> SOURCE TEXT
+++++

Breakingviews - Suez white knight is a flawed M&A saviour

A flag with a logo of Suez is seen at the Suez recycling site in Oree-d'Anjou, France, September 28, 2020.

LONDON (Reuters Breakingviews) - Bertrand Camus is doing his best to evade Veolia’s grasp. The boss of 10 billion euros water-to-waste group Suez has backed a prospective takeover bid by French private equity group Ardian to ward off its rival. Shareholders should remain sceptical.

Ardian’s last-gasp deal attempt appears rather desperate. On Thursday, it said itself and a “mostly French” group of funds intended to bid for Engie’s 29.9% stake in Suez. Camus then added that, if the consortium succeeded, Ardian would immediately make a cash offer on the same terms for the rest of Suez.

An Ardian approach would have some merits. It would ensure all shareholders are treated equally. It carries lower execution risk: Ardian doesn’t have the same anti-competition concerns that Veolia brings. And without the same scope for cost savings, Ardian could offer Suez steel-plated job guarantees in the middle of a pandemic.

Yet with no details on its price nor future strategy, Ardian’s carefully couched intentions are hard to unpack. If it wanted to sell off Suez’s constituent businesses, the latter’s equity could be worth nearly 13 billion euros, according to Breakingviews calculations. That implies Ardian and its backers could offer 20.35 euros per share, more than a tenth higher than Veolia’s improved bid. Suez puts its own worth at 25 euros per share. Either way, a breakup would contradict Camus’s aim of keeping the group whole. And with Suez’s net debt already over 3 times projected 2021 EBITDA, there’s limited scope for Ardian to juice up returns by adding extra leverage on the company.

+++++

> MATERIAL PROVIDED
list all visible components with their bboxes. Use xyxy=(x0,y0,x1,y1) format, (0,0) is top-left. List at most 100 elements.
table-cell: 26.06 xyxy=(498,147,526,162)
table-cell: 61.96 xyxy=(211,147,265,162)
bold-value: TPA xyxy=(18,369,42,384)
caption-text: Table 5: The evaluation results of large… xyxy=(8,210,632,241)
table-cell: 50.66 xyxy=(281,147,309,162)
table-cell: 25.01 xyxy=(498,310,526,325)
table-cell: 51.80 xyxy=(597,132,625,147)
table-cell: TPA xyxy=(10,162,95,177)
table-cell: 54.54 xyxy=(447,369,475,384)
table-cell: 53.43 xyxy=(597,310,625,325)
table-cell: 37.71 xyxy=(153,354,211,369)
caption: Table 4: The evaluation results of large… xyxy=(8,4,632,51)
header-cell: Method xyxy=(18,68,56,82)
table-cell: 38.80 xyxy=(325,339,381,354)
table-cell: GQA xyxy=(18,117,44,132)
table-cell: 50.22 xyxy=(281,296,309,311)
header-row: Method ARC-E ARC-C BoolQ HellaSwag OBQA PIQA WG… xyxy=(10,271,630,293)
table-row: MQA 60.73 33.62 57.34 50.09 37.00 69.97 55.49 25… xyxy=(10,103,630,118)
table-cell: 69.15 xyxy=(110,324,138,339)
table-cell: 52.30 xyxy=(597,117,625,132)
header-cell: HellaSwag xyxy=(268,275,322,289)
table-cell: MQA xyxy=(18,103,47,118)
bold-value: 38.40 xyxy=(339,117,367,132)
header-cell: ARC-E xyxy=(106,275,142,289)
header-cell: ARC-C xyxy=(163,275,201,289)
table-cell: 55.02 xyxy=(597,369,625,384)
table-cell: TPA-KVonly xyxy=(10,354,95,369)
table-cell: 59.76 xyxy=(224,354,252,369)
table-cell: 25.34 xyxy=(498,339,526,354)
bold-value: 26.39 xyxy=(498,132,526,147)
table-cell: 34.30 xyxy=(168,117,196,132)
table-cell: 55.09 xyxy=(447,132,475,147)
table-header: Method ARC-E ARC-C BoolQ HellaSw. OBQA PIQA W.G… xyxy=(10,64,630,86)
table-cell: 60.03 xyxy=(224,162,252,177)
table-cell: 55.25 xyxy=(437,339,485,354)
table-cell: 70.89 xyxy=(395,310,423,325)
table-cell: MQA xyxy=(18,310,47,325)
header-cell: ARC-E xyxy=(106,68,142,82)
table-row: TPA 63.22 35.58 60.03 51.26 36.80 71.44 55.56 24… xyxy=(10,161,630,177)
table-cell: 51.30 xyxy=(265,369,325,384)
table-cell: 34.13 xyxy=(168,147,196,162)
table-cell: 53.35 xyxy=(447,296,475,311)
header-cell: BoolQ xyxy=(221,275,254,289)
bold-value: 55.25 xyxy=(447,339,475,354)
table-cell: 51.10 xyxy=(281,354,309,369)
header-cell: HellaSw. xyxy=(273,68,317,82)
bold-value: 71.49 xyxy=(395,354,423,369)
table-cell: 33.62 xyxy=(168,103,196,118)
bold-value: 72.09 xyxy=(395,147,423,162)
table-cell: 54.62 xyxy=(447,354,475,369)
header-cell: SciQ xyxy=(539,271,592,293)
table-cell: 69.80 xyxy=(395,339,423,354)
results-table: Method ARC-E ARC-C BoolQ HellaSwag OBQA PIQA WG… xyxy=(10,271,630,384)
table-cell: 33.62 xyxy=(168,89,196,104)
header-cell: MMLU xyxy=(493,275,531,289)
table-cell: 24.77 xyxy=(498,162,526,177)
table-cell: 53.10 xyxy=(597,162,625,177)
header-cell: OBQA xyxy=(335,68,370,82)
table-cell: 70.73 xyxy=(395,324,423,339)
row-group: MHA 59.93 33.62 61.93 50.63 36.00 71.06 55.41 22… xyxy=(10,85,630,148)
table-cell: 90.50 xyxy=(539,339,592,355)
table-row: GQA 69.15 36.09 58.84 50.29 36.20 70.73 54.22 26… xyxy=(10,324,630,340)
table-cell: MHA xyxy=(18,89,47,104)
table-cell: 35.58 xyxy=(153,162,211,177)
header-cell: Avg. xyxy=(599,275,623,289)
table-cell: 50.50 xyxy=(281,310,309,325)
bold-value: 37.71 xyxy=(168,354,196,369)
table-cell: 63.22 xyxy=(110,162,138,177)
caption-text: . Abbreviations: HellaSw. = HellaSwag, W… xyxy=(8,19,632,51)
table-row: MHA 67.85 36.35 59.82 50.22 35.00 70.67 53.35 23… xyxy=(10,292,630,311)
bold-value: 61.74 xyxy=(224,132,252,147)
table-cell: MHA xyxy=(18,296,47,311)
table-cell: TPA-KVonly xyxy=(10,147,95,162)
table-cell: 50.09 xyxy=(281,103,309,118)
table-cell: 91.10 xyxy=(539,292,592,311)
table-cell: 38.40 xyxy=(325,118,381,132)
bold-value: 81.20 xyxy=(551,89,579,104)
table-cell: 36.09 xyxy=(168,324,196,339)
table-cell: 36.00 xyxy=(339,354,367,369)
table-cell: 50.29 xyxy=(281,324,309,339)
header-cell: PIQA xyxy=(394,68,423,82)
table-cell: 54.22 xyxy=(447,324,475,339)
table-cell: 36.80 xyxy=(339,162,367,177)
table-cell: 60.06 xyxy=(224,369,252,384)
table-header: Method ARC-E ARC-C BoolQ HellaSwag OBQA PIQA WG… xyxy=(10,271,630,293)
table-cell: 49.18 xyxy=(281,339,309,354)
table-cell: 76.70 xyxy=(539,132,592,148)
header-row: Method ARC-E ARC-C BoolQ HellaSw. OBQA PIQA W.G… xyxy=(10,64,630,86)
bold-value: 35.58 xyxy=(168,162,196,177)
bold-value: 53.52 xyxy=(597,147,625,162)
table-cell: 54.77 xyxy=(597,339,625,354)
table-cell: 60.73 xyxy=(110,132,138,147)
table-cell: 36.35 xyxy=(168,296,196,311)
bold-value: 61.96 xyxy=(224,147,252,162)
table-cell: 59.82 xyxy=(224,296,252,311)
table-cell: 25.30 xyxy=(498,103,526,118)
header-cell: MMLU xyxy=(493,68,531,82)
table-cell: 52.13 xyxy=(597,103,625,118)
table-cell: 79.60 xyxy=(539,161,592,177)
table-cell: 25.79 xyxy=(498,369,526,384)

+++++

> WORK TO COMPLETE
Duplicate the part of the Suez takeover commentary that begins with the words "LONDON (Reuters Breakingviews)" and stops after the words "rest of Suez.".

> OUTPUT OF THE TASK
LONDON (Reuters Breakingviews) - Bertrand Camus is doing his best to evade Veolia’s grasp. The boss of 10 billion euros water-to-waste group Suez has backed a prospective takeover bid by French private equity group Ardian to ward off its rival. Shareholders should remain sceptical.

Ardian’s last-gasp deal attempt appears rather desperate. On Thursday, it said itself and a “mostly French” group of funds intended to bid for Engie’s 29.9% stake in Suez. Camus then added that, if the consortium succeeded, Ardian would immediately make a cash offer on the same terms for the rest of Suez.